> **TO DO**
Reproduce every entry exactly.

> **MATERIAL TO PROCESS**
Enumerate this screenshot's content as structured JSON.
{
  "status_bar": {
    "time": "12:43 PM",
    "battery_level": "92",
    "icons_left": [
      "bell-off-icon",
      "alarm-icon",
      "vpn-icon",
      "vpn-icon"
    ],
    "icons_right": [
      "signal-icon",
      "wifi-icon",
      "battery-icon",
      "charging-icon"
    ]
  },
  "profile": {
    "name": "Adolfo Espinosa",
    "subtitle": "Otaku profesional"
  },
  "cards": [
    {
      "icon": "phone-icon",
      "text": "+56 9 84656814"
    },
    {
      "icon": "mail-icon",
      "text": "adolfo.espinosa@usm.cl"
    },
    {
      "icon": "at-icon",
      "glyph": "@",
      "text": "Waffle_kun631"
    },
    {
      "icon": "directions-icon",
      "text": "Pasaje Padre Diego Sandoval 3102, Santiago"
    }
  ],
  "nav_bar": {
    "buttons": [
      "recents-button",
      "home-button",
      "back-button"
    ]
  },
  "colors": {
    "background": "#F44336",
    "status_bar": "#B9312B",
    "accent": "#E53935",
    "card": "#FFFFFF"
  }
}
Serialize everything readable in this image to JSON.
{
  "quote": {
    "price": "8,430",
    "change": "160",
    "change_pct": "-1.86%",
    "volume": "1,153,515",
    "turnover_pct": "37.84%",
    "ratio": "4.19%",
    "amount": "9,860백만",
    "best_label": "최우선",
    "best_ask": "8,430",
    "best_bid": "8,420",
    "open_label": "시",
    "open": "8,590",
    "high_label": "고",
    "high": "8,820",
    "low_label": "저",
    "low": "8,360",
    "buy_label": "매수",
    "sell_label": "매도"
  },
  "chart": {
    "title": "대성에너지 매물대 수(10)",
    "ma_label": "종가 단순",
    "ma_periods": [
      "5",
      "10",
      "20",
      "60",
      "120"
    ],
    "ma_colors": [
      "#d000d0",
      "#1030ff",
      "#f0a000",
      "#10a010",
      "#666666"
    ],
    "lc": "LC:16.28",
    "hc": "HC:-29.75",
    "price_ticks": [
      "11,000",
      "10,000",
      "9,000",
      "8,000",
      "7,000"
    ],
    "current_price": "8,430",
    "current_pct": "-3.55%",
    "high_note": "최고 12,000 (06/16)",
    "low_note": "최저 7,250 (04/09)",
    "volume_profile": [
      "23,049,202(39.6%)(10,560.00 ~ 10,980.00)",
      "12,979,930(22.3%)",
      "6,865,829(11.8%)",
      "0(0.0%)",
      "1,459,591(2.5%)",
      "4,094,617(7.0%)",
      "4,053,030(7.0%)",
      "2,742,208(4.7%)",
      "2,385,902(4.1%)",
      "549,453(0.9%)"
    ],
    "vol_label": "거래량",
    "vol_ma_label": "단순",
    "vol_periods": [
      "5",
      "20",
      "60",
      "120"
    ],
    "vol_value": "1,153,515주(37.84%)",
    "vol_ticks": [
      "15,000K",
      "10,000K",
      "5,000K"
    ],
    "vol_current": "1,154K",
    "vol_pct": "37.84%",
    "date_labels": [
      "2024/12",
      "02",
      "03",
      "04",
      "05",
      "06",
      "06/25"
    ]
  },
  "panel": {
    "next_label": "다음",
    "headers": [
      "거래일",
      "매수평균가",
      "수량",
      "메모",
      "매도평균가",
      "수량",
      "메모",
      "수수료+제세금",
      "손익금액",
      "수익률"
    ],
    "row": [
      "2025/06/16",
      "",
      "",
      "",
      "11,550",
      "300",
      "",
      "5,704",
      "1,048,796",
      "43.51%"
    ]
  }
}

> **SOLVED PROBLEM**
Enumerate this screenshot's content as structured JSON.
{
  "status_bar": {
    "time": "12:43 PM",
    "battery_level": "92",
    "icons_left": [
      "bell-off-icon",
      "alarm-icon",
      "vpn-icon",
      "vpn-icon"
    ],
    "icons_right": [
      "signal-icon",
      "wifi-icon",
      "battery-icon",
      "charging-icon"
    ]
  },
  "profile": {
    "name": "Adolfo Espinosa",
    "subtitle": "Otaku profesional"
  },
  "cards": [
    {
      "icon": "phone-icon",
      "text": "+56 9 84656814"
    },
    {
      "icon": "mail-icon",
      "text": "adolfo.espinosa@usm.cl"
    },
    {
      "icon": "at-icon",
      "glyph": "@",
      "text": "Waffle_kun631"
    },
    {
      "icon": "directions-icon",
      "text": "Pasaje Padre Diego Sandoval 3102, Santiago"
    }
  ],
  "nav_bar": {
    "buttons": [
      "recents-button",
      "home-button",
      "back-button"
    ]
  },
  "colors": {
    "background": "#F44336",
    "status_bar": "#B9312B",
    "accent": "#E53935",
    "card": "#FFFFFF"
  }
}
Serialize everything readable in this image to JSON.
{
  "quote": {
    "price": "8,430",
    "change": "160",
    "change_pct": "-1.86%",
    "volume": "1,153,515",
    "turnover_pct": "37.84%",
    "ratio": "4.19%",
    "amount": "9,860백만",
    "best_label": "최우선",
    "best_ask": "8,430",
    "best_bid": "8,420",
    "open_label": "시",
    "open": "8,590",
    "high_label": "고",
    "high": "8,820",
    "low_label": "저",
    "low": "8,360",
    "buy_label": "매수",
    "sell_label": "매도"
  },
  "chart": {
    "title": "대성에너지 매물대 수(10)",
    "ma_label": "종가 단순",
    "ma_periods": [
      "5",
      "10",
      "20",
      "60",
      "120"
    ],
    "ma_colors": [
      "#d000d0",
      "#1030ff",
      "#f0a000",
      "#10a010",
      "#666666"
    ],
    "lc": "LC:16.28",
    "hc": "HC:-29.75",
    "price_ticks": [
      "11,000",
      "10,000",
      "9,000",
      "8,000",
      "7,000"
    ],
    "current_price": "8,430",
    "current_pct": "-3.55%",
    "high_note": "최고 12,000 (06/16)",
    "low_note": "최저 7,250 (04/09)",
    "volume_profile": [
      "23,049,202(39.6%)(10,560.00 ~ 10,980.00)",
      "12,979,930(22.3%)",
      "6,865,829(11.8%)",
      "0(0.0%)",
      "1,459,591(2.5%)",
      "4,094,617(7.0%)",
      "4,053,030(7.0%)",
      "2,742,208(4.7%)",
      "2,385,902(4.1%)",
      "549,453(0.9%)"
    ],
    "vol_label": "거래량",
    "vol_ma_label": "단순",
    "vol_periods": [
      "5",
      "20",
      "60",
      "120"
    ],
    "vol_value": "1,153,515주(37.84%)",
    "vol_ticks": [
      "15,000K",
      "10,000K",
      "5,000K"
    ],
    "vol_current": "1,154K",
    "vol_pct": "37.84%",
    "date_labels": [
      "2024/12",
      "02",
      "03",
      "04",
      "05",
      "06",
      "06/25"
    ]
  },
  "panel": {
    "next_label": "다음",
    "headers": [
      "거래일",
      "매수평균가",
      "수량",
      "메모",
      "매도평균가",
      "수량",
      "메모",
      "수수료+제세금",
      "손익금액",
      "수익률"
    ],
    "row": [
      "2025/06/16",
      "",
      "",
      "",
      "11,550",
      "300",
      "",
      "5,704",
      "1,048,796",
      "43.51%"
    ]
  }
}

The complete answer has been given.